• Written exercise:
Filter for the word "清晰的目标和KPI" and keep each matching line.

Figure record listings
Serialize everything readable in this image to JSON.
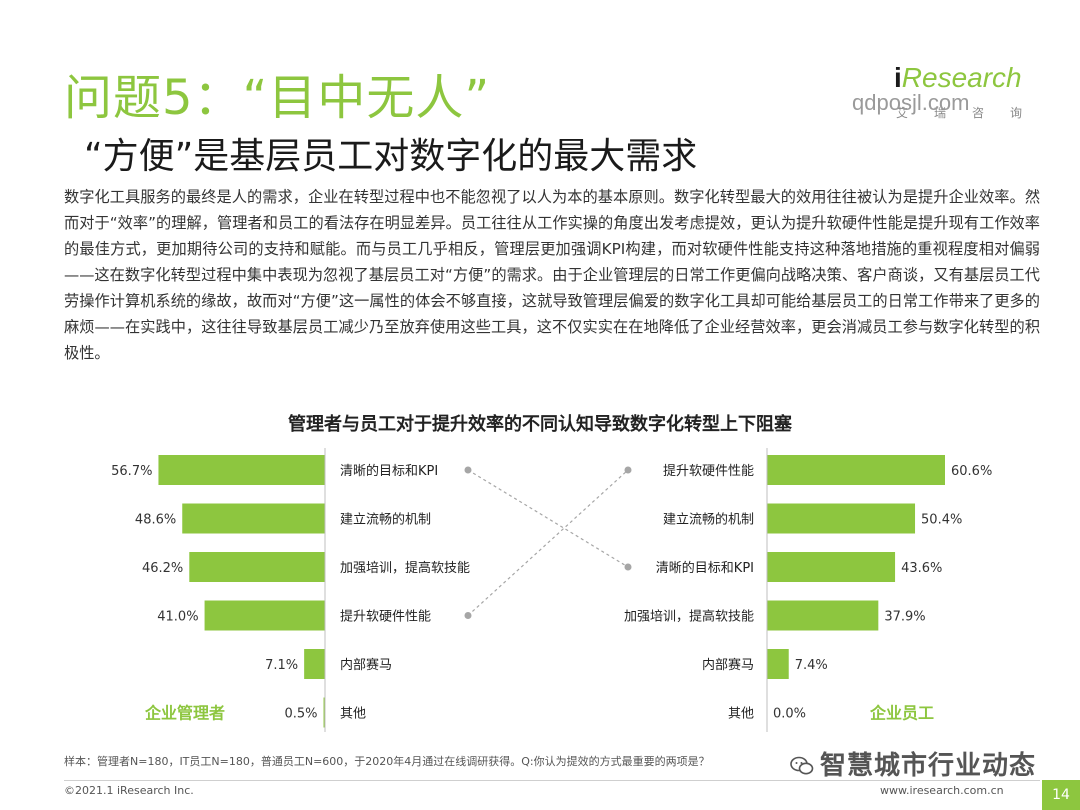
{
  "header": {
    "title": "问题5：“目中无人”",
    "subtitle": "“方便”是基层员工对数字化的最大需求",
    "logo_brand_i": "i",
    "logo_brand_rest": "Research",
    "logo_cn": "艾瑞咨询",
    "watermark": "qdposjl.com"
  },
  "body": {
    "paragraph": "数字化工具服务的最终是人的需求，企业在转型过程中也不能忽视了以人为本的基本原则。数字化转型最大的效用往往被认为是提升企业效率。然而对于“效率”的理解，管理者和员工的看法存在明显差异。员工往往从工作实操的角度出发考虑提效，更认为提升软硬件性能是提升现有工作效率的最佳方式，更加期待公司的支持和赋能。而与员工几乎相反，管理层更加强调KPI构建，而对软硬件性能支持这种落地措施的重视程度相对偏弱——这在数字化转型过程中集中表现为忽视了基层员工对“方便”的需求。由于企业管理层的日常工作更偏向战略决策、客户商谈，又有基层员工代劳操作计算机系统的缘故，故而对“方便”这一属性的体会不够直接，这就导致管理层偏爱的数字化工具却可能给基层员工的日常工作带来了更多的麻烦——在实践中，这往往导致基层员工减少乃至放弃使用这些工具，这不仅实实在在地降低了企业经营效率，更会消减员工参与数字化转型的积极性。"
  },
  "chart_data": {
    "type": "bar",
    "title": "管理者与员工对于提升效率的不同认知导致数字化转型上下阻塞",
    "bar_color": "#8dc63f",
    "connector_color": "#a6a6a6",
    "xlim": [
      0,
      60.6
    ],
    "series": [
      {
        "name": "企业管理者",
        "categories": [
          "清晰的目标和KPI",
          "建立流畅的机制",
          "加强培训，提高软技能",
          "提升软硬件性能",
          "内部赛马",
          "其他"
        ],
        "values": [
          56.7,
          48.6,
          46.2,
          41.0,
          7.1,
          0.5
        ],
        "labels": [
          "56.7%",
          "48.6%",
          "46.2%",
          "41.0%",
          "7.1%",
          "0.5%"
        ]
      },
      {
        "name": "企业员工",
        "categories": [
          "提升软硬件性能",
          "建立流畅的机制",
          "清晰的目标和KPI",
          "加强培训，提高软技能",
          "内部赛马",
          "其他"
        ],
        "values": [
          60.6,
          50.4,
          43.6,
          37.9,
          7.4,
          0.0
        ],
        "labels": [
          "60.6%",
          "50.4%",
          "43.6%",
          "37.9%",
          "7.4%",
          "0.0%"
        ]
      }
    ],
    "links": [
      {
        "from": "清晰的目标和KPI",
        "to": "清晰的目标和KPI"
      },
      {
        "from": "提升软硬件性能",
        "to": "提升软硬件性能"
      }
    ]
  },
  "footer": {
    "note": "样本：管理者N=180，IT员工N=180，普通员工N=600，于2020年4月通过在线调研获得。Q:你认为提效的方式最重要的两项是？",
    "wechat": "智慧城市行业动态",
    "copyright": "©2021.1 iResearch Inc.",
    "site": "www.iresearch.com.cn",
    "page": "14"
  }
}
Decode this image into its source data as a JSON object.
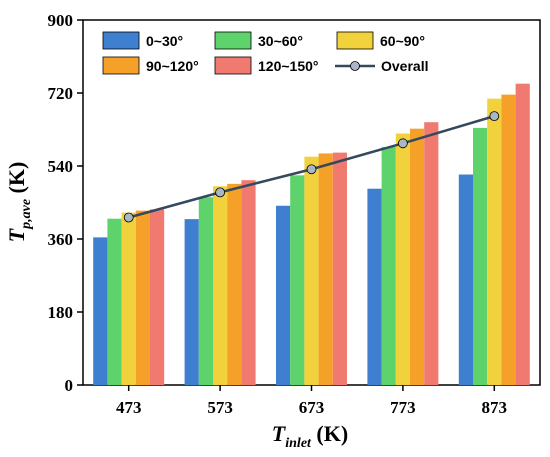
{
  "chart_data": {
    "type": "bar",
    "categories": [
      "473",
      "573",
      "673",
      "773",
      "873"
    ],
    "series": [
      {
        "name": "0~30°",
        "color": "#3f7fcf",
        "values": [
          364,
          409,
          442,
          484,
          519
        ]
      },
      {
        "name": "30~60°",
        "color": "#5ed36b",
        "values": [
          410,
          463,
          517,
          587,
          634
        ]
      },
      {
        "name": "60~90°",
        "color": "#f2d23c",
        "values": [
          425,
          490,
          563,
          620,
          706
        ]
      },
      {
        "name": "90~120°",
        "color": "#f5a028",
        "values": [
          430,
          496,
          571,
          632,
          716
        ]
      },
      {
        "name": "120~150°",
        "color": "#f07a70",
        "values": [
          433,
          505,
          573,
          648,
          743
        ]
      }
    ],
    "overall": {
      "name": "Overall",
      "color": "#34495e",
      "values": [
        413,
        475,
        532,
        596,
        663
      ]
    },
    "ylim": [
      0,
      900
    ],
    "yticks": [
      "0",
      "180",
      "360",
      "540",
      "720",
      "900"
    ],
    "ylabel": {
      "main": "T",
      "sub": "p,ave",
      "unit": " (K)"
    },
    "xlabel": {
      "main": "T",
      "sub": "inlet",
      "unit": " (K)"
    },
    "legend_position": "top-left",
    "grid": false
  }
}
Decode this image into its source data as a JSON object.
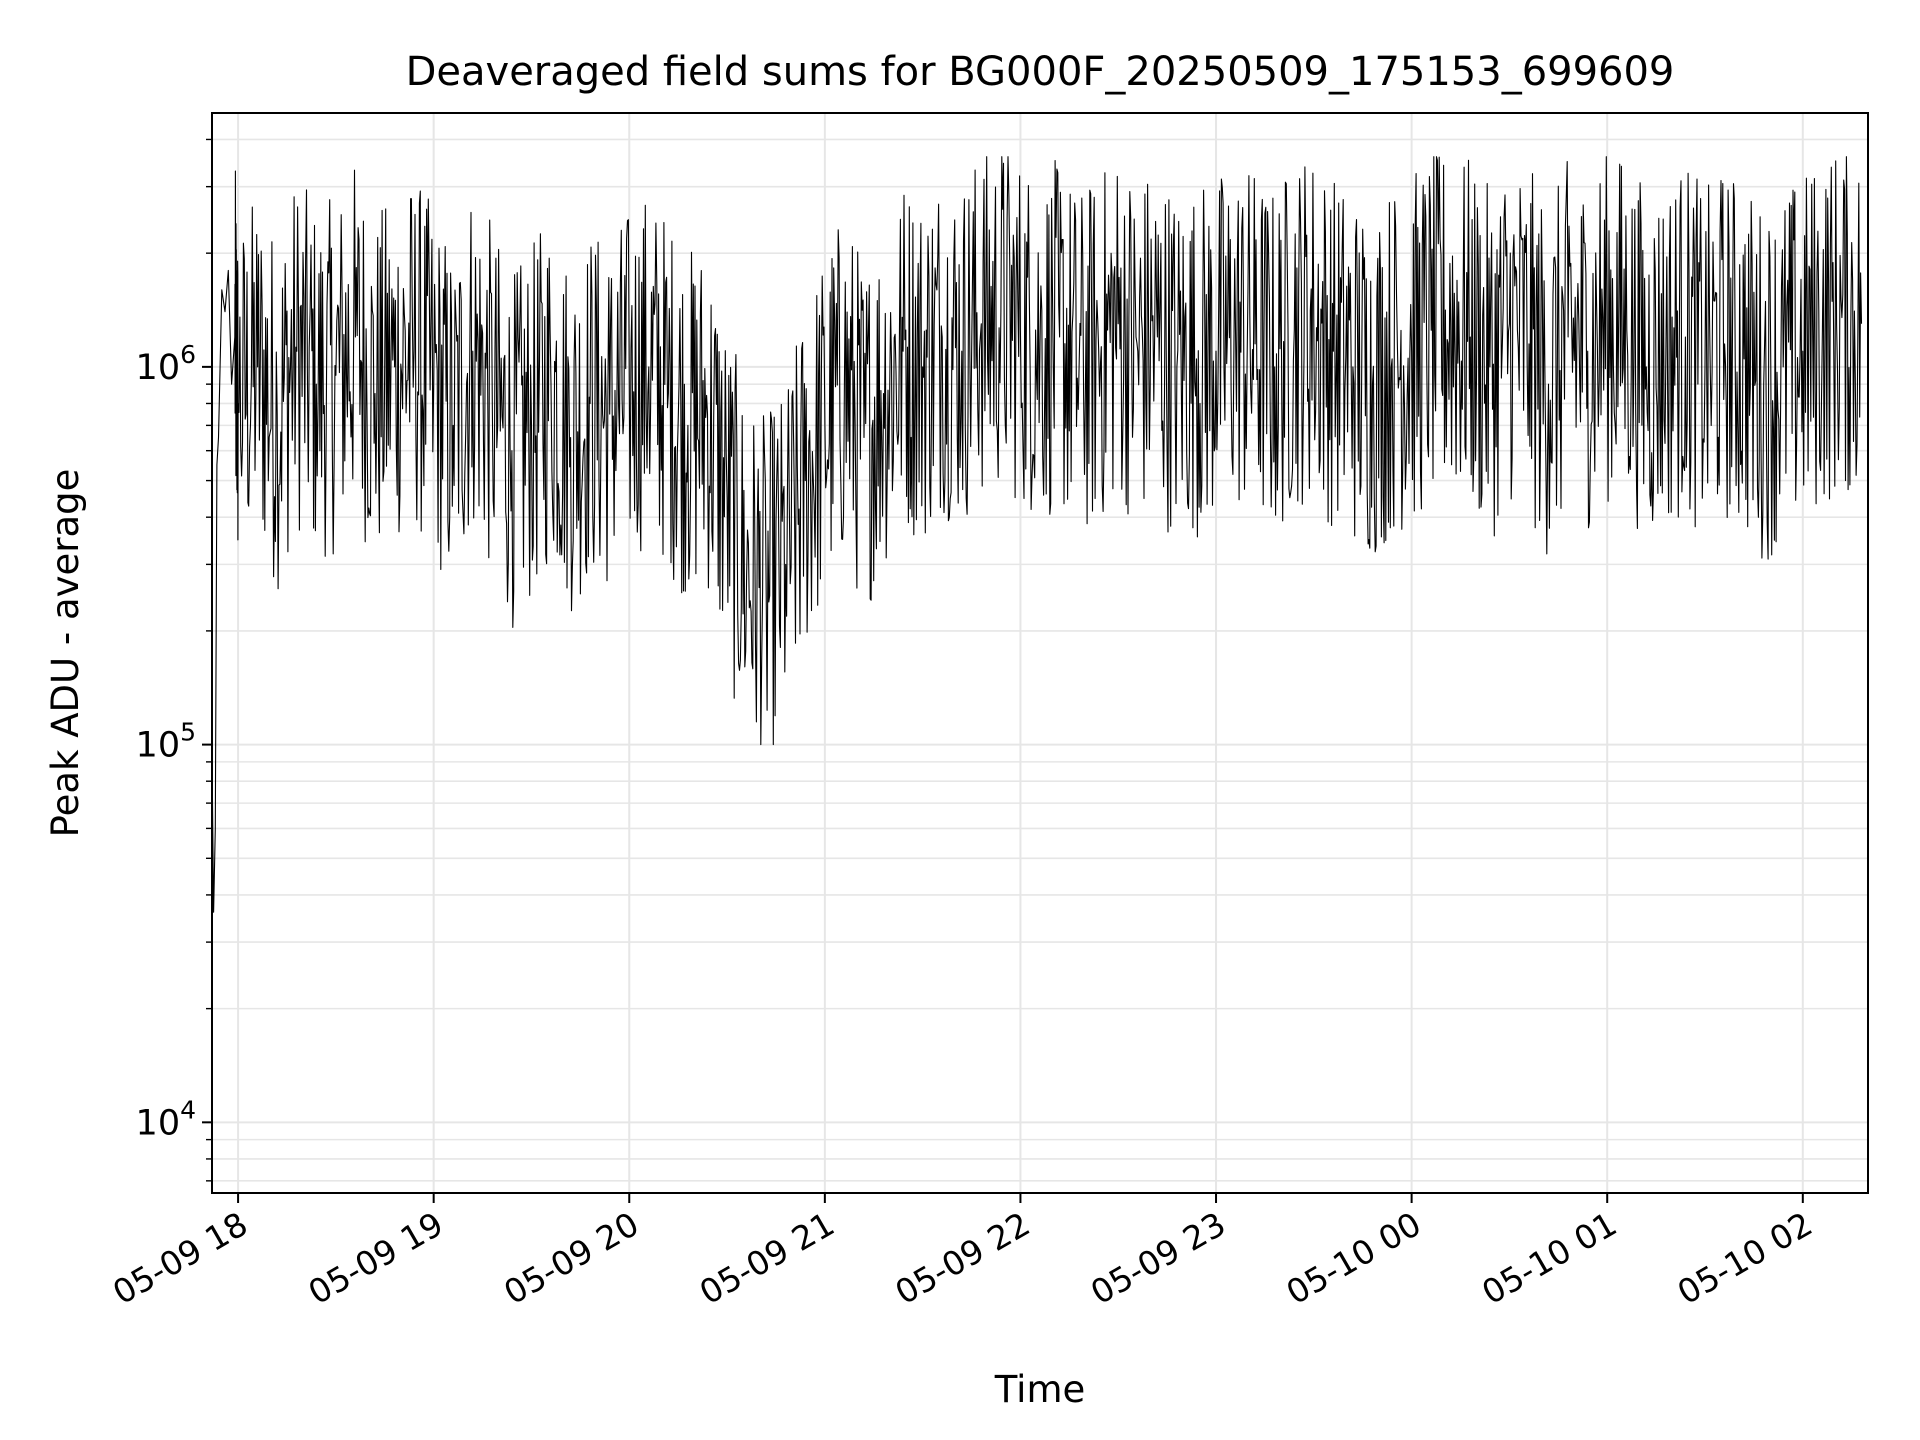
{
  "chart_data": {
    "type": "line",
    "title": "Deaveraged field sums for BG000F_20250509_175153_699609",
    "xlabel": "Time",
    "ylabel": "Peak ADU - average",
    "yscale": "log",
    "xlim": [
      "2025-05-09 17:52:00",
      "2025-05-10 02:20:00"
    ],
    "ylim": [
      6500,
      4700000
    ],
    "x_ticks": [
      {
        "label": "05-09 18",
        "value": "2025-05-09 18:00:00"
      },
      {
        "label": "05-09 19",
        "value": "2025-05-09 19:00:00"
      },
      {
        "label": "05-09 20",
        "value": "2025-05-09 20:00:00"
      },
      {
        "label": "05-09 21",
        "value": "2025-05-09 21:00:00"
      },
      {
        "label": "05-09 22",
        "value": "2025-05-09 22:00:00"
      },
      {
        "label": "05-09 23",
        "value": "2025-05-09 23:00:00"
      },
      {
        "label": "05-10 00",
        "value": "2025-05-10 00:00:00"
      },
      {
        "label": "05-10 01",
        "value": "2025-05-10 01:00:00"
      },
      {
        "label": "05-10 02",
        "value": "2025-05-10 02:00:00"
      }
    ],
    "y_ticks": [
      {
        "base": "10",
        "exp": "4",
        "value": 10000
      },
      {
        "base": "10",
        "exp": "5",
        "value": 100000
      },
      {
        "base": "10",
        "exp": "6",
        "value": 1000000
      }
    ],
    "grid": true,
    "line_color": "#000000",
    "grid_color": "#e6e6e6",
    "series": [
      {
        "values_time": [
          "2025-05-09 17:52:00",
          "2025-05-09 17:52:30",
          "2025-05-09 17:53:00",
          "2025-05-09 17:53:30",
          "2025-05-09 17:54:00",
          "2025-05-09 17:55:00",
          "2025-05-09 17:56:00",
          "2025-05-09 17:57:00",
          "2025-05-09 17:58:00",
          "2025-05-09 17:59:00",
          "2025-05-09 18:00:00",
          "2025-05-09 18:06:00",
          "2025-05-09 18:12:00",
          "2025-05-09 18:18:00",
          "2025-05-09 18:24:00",
          "2025-05-09 18:30:00",
          "2025-05-09 18:36:00",
          "2025-05-09 18:42:00",
          "2025-05-09 18:48:00",
          "2025-05-09 18:54:00",
          "2025-05-09 19:00:00",
          "2025-05-09 19:06:00",
          "2025-05-09 19:12:00",
          "2025-05-09 19:18:00",
          "2025-05-09 19:24:00",
          "2025-05-09 19:30:00",
          "2025-05-09 19:36:00",
          "2025-05-09 19:42:00",
          "2025-05-09 19:48:00",
          "2025-05-09 19:54:00",
          "2025-05-09 20:00:00",
          "2025-05-09 20:06:00",
          "2025-05-09 20:12:00",
          "2025-05-09 20:18:00",
          "2025-05-09 20:24:00",
          "2025-05-09 20:30:00",
          "2025-05-09 20:36:00",
          "2025-05-09 20:42:00",
          "2025-05-09 20:48:00",
          "2025-05-09 20:54:00",
          "2025-05-09 21:00:00",
          "2025-05-09 21:06:00",
          "2025-05-09 21:12:00",
          "2025-05-09 21:18:00",
          "2025-05-09 21:24:00",
          "2025-05-09 21:30:00",
          "2025-05-09 21:36:00",
          "2025-05-09 21:42:00",
          "2025-05-09 21:48:00",
          "2025-05-09 21:54:00",
          "2025-05-09 22:00:00",
          "2025-05-09 22:06:00",
          "2025-05-09 22:12:00",
          "2025-05-09 22:18:00",
          "2025-05-09 22:24:00",
          "2025-05-09 22:30:00",
          "2025-05-09 22:36:00",
          "2025-05-09 22:42:00",
          "2025-05-09 22:48:00",
          "2025-05-09 22:54:00",
          "2025-05-09 23:00:00",
          "2025-05-09 23:06:00",
          "2025-05-09 23:12:00",
          "2025-05-09 23:18:00",
          "2025-05-09 23:24:00",
          "2025-05-09 23:30:00",
          "2025-05-09 23:36:00",
          "2025-05-09 23:42:00",
          "2025-05-09 23:48:00",
          "2025-05-09 23:54:00",
          "2025-05-10 00:00:00",
          "2025-05-10 00:06:00",
          "2025-05-10 00:12:00",
          "2025-05-10 00:18:00",
          "2025-05-10 00:24:00",
          "2025-05-10 00:30:00",
          "2025-05-10 00:36:00",
          "2025-05-10 00:42:00",
          "2025-05-10 00:48:00",
          "2025-05-10 00:54:00",
          "2025-05-10 01:00:00",
          "2025-05-10 01:06:00",
          "2025-05-10 01:12:00",
          "2025-05-10 01:18:00",
          "2025-05-10 01:24:00",
          "2025-05-10 01:30:00",
          "2025-05-10 01:36:00",
          "2025-05-10 01:42:00",
          "2025-05-10 01:48:00",
          "2025-05-10 01:54:00",
          "2025-05-10 02:00:00",
          "2025-05-10 02:06:00",
          "2025-05-10 02:12:00",
          "2025-05-10 02:18:00"
        ],
        "values": [
          95000,
          36000,
          60000,
          550000,
          650000,
          1600000,
          1400000,
          1800000,
          900000,
          1200000,
          800000,
          1000000,
          750000,
          1100000,
          900000,
          950000,
          1200000,
          850000,
          1000000,
          1100000,
          900000,
          700000,
          1100000,
          800000,
          600000,
          700000,
          900000,
          650000,
          800000,
          750000,
          900000,
          1000000,
          850000,
          700000,
          750000,
          450000,
          280000,
          250000,
          300000,
          500000,
          700000,
          900000,
          650000,
          850000,
          1100000,
          1000000,
          1200000,
          1100000,
          1300000,
          1400000,
          1250000,
          1150000,
          1200000,
          1000000,
          1100000,
          1300000,
          1100000,
          1200000,
          1000000,
          1050000,
          1100000,
          1200000,
          1150000,
          1000000,
          1250000,
          1300000,
          1100000,
          1000000,
          900000,
          1050000,
          1100000,
          1250000,
          1300000,
          1200000,
          1000000,
          1300000,
          1150000,
          900000,
          1200000,
          1100000,
          1300000,
          1250000,
          1000000,
          1100000,
          1200000,
          1000000,
          1150000,
          1050000,
          900000,
          1000000,
          1100000,
          1250000,
          1350000,
          1300000
        ]
      }
    ]
  }
}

• Output of the task:
          "清晰的目标和KPI",
          "清晰的目标和KPI",
        "from": "清晰的目标和KPI",
        "to": "清晰的目标和KPI"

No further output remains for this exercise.